-- Begin Excerpt --

Pat McGrath

Personal information
- Native name: Pádraig Mac Craith (Irish)
- Born: 1953 (age 72–73) Waterford, Ireland

Sport
- Sport: Hurling
- Position: Midfield

Club
- Years: Club
- Mount Sion

Club titles
- Waterford titles: 7

Inter-county*
- Years: County / Apps (scores)
- 1970–1986: Waterford / 16 (1-17)

Inter-county titles
- Munster titles: 0
- All-Irelands: 0
- NHL: 0
- All Stars: 0
- *Inter County team apps and scores correct as of 22:33, 3 April 2014.

= Pat McGrath (Waterford hurler) =

Irish hurler

Patrick "Pat" McGrath (born 1953) is an Irish retired hurler who played as a midfielder for the Waterford senior team.

Born in Waterford, McGrath first made an impression on the inter-county scene at the age of seventeen when he linked up with the Waterford minor team, before later joining the under-21 side. He joined the senior panel for the 1970 championship. McGrath went on to play a key role for Waterford for sixteen years, however, he enjoyed little success during his inter-county career. He was a Munster runner-up on two occasions.

-- End Excerpt --
-- Begin Data listing --

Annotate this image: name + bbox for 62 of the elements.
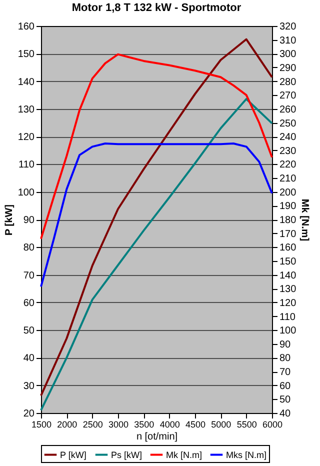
y2-tick-label: 320 — [280, 22, 297, 32]
legend-label: P [kW] — [60, 450, 86, 460]
y2-tick-label: 40 — [280, 408, 292, 420]
y-tick-label: 110 — [18, 160, 35, 171]
y2-tick-label: 110 — [280, 312, 296, 323]
y2-tick-label: 60 — [280, 380, 292, 392]
y-tick-label: 20 — [23, 408, 35, 420]
y2-tick-label: 290 — [280, 62, 297, 74]
legend-label: Ps [kW] — [111, 450, 142, 460]
y2-tick-label: 90 — [280, 339, 292, 350]
x-tick-label: 3000 — [108, 420, 129, 430]
x-tick-label: 4500 — [185, 420, 206, 430]
y-tick-label: 140 — [18, 76, 35, 88]
y-tick-label: 90 — [23, 215, 35, 226]
y2-tick-label: 100 — [280, 326, 297, 337]
x-tick-label: 2500 — [82, 420, 103, 430]
y2-tick-label: 230 — [280, 146, 297, 157]
x-tick-label: 5500 — [236, 420, 257, 430]
chart-title: Motor 1,8 T 132 kW - Sportmotor — [72, 2, 242, 14]
y2-tick-label: 270 — [280, 90, 297, 102]
x-tick-label: 3500 — [134, 420, 154, 430]
y2-tick-label: 310 — [280, 35, 297, 46]
y2-tick-label: 220 — [280, 160, 297, 171]
y-tick-label: 160 — [18, 22, 35, 32]
y2-tick-label: 180 — [280, 215, 297, 226]
y2-tick-label: 240 — [280, 132, 297, 144]
y2-tick-label: 280 — [280, 76, 297, 88]
y-tick-label: 70 — [23, 270, 35, 282]
x-tick-label: 2000 — [57, 420, 78, 430]
y-tick-label: 80 — [23, 242, 35, 254]
y-tick-label: 120 — [18, 132, 35, 144]
x-tick-label: 6000 — [262, 420, 283, 430]
y2-tick-label: 160 — [280, 242, 297, 254]
y2-tick-label: 200 — [280, 187, 297, 198]
y2-axis-title: Mk [N.m] — [299, 198, 310, 242]
x-tick-label: 4000 — [160, 420, 180, 430]
legend-label: Mks [N.m] — [226, 450, 266, 460]
y-tick-label: 30 — [23, 380, 35, 392]
y-tick-label: 40 — [23, 353, 35, 364]
x-tick-label: 1500 — [31, 420, 52, 430]
legend-label: Mk [N.m] — [166, 450, 202, 460]
y-tick-label: 60 — [23, 298, 35, 309]
y2-tick-label: 260 — [280, 104, 297, 116]
y2-tick-label: 130 — [280, 284, 297, 296]
y2-tick-label: 250 — [280, 118, 297, 130]
y-tick-label: 150 — [18, 49, 35, 60]
y-axis-title: P [kW] — [4, 204, 15, 236]
y2-tick-label: 140 — [280, 270, 297, 282]
y2-tick-label: 80 — [280, 353, 292, 364]
y2-tick-label: 120 — [280, 298, 297, 309]
x-axis-title: n [ot/min] — [136, 432, 178, 442]
y2-tick-label: 50 — [280, 394, 292, 406]
y2-tick-label: 190 — [280, 201, 297, 212]
y2-tick-label: 210 — [280, 174, 297, 185]
y-tick-label: 130 — [18, 104, 35, 116]
y-tick-label: 50 — [23, 326, 35, 337]
y2-tick-label: 150 — [280, 256, 297, 268]
y2-tick-label: 300 — [280, 49, 297, 60]
y2-tick-label: 170 — [280, 228, 297, 240]
x-tick-label: 5000 — [211, 420, 232, 430]
y-tick-label: 100 — [18, 187, 35, 198]
y2-tick-label: 70 — [280, 367, 292, 378]
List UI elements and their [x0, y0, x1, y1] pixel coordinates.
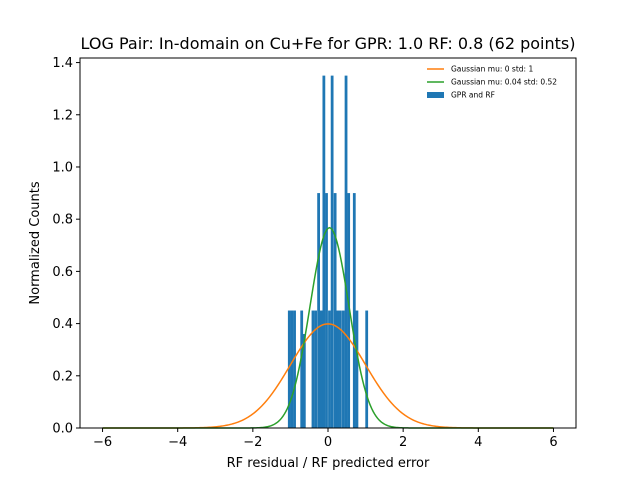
histogram-bar: [347, 193, 351, 428]
histogram-bar: [322, 75, 326, 429]
y-tick-label: 0.2: [52, 369, 73, 384]
x-tick-label: 6: [549, 435, 557, 450]
x-tick-label: −6: [93, 435, 112, 450]
y-tick-label: 0.0: [52, 422, 73, 437]
histogram-bar: [328, 310, 331, 428]
histogram-bar: [330, 75, 334, 429]
histogram-bar: [352, 193, 356, 428]
x-tick-label: −2: [243, 435, 262, 450]
x-tick-label: −4: [168, 435, 187, 450]
x-axis: −6 −4 −2 0 2 4 6: [93, 428, 558, 450]
histogram-bar: [344, 75, 348, 429]
histogram-bar: [336, 310, 340, 428]
x-tick-label: 4: [474, 435, 482, 450]
y-tick-label: 0.4: [52, 317, 73, 332]
legend-label: Gaussian mu: 0 std: 1: [451, 65, 533, 74]
legend-patch-swatch: [427, 92, 444, 98]
legend-label: GPR and RF: [451, 91, 495, 100]
y-tick-label: 1.2: [52, 108, 73, 123]
histogram-bar: [317, 193, 320, 428]
x-tick-label: 2: [399, 435, 407, 450]
histogram-bar: [325, 193, 328, 428]
legend-label: Gaussian mu: 0.04 std: 0.52: [451, 78, 557, 87]
histogram-bar: [290, 310, 294, 428]
x-axis-label: RF residual / RF predicted error: [227, 456, 430, 471]
y-axis: 0.0 0.2 0.4 0.6 0.8 1.0 1.2 1.4: [52, 56, 80, 437]
histogram-bar: [342, 310, 345, 428]
x-tick-label: 0: [324, 435, 332, 450]
y-tick-label: 0.8: [52, 213, 73, 228]
histogram-bar: [300, 310, 304, 428]
histogram-bar: [311, 310, 315, 428]
histogram-bar: [365, 310, 369, 428]
y-tick-label: 1.0: [52, 160, 73, 175]
y-tick-label: 0.6: [52, 265, 73, 280]
histogram-bar: [293, 310, 296, 428]
histogram-bar: [287, 310, 291, 428]
histogram-bar: [319, 310, 323, 428]
histogram-bar: [355, 310, 359, 428]
histogram-bar: [333, 193, 337, 428]
legend: Gaussian mu: 0 std: 1 Gaussian mu: 0.04 s…: [427, 65, 557, 100]
y-axis-label: Normalized Counts: [28, 181, 43, 304]
histogram-bar: [302, 334, 306, 428]
histogram-bar: [339, 310, 342, 428]
y-tick-label: 1.4: [52, 56, 73, 71]
chart-title: LOG Pair: In-domain on Cu+Fe for GPR: 1.…: [81, 34, 576, 53]
histogram-bar: [314, 310, 317, 428]
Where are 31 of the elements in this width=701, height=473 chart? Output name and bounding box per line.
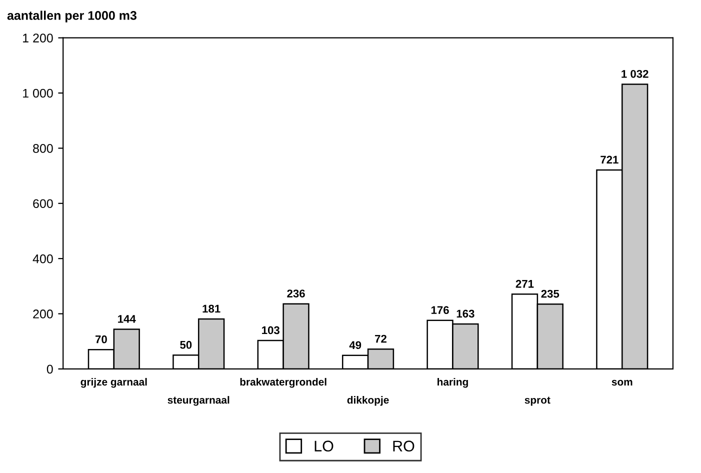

-- End Data listing --

◆ **Task to complete**: Retype the passage of the Pat McGrath profile that opens with the words containing "Born in Waterford, McGrath" and closes with "on two occasions.".

◆ **The reply**:
Born in Waterford, McGrath first made an impression on the inter-county scene at the age of seventeen when he linked up with the Waterford minor team, before later joining the under-21 side. He joined the senior panel for the 1970 championship. McGrath went on to play a key role for Waterford for sixteen years, however, he enjoyed little success during his inter-county career. He was a Munster runner-up on two occasions.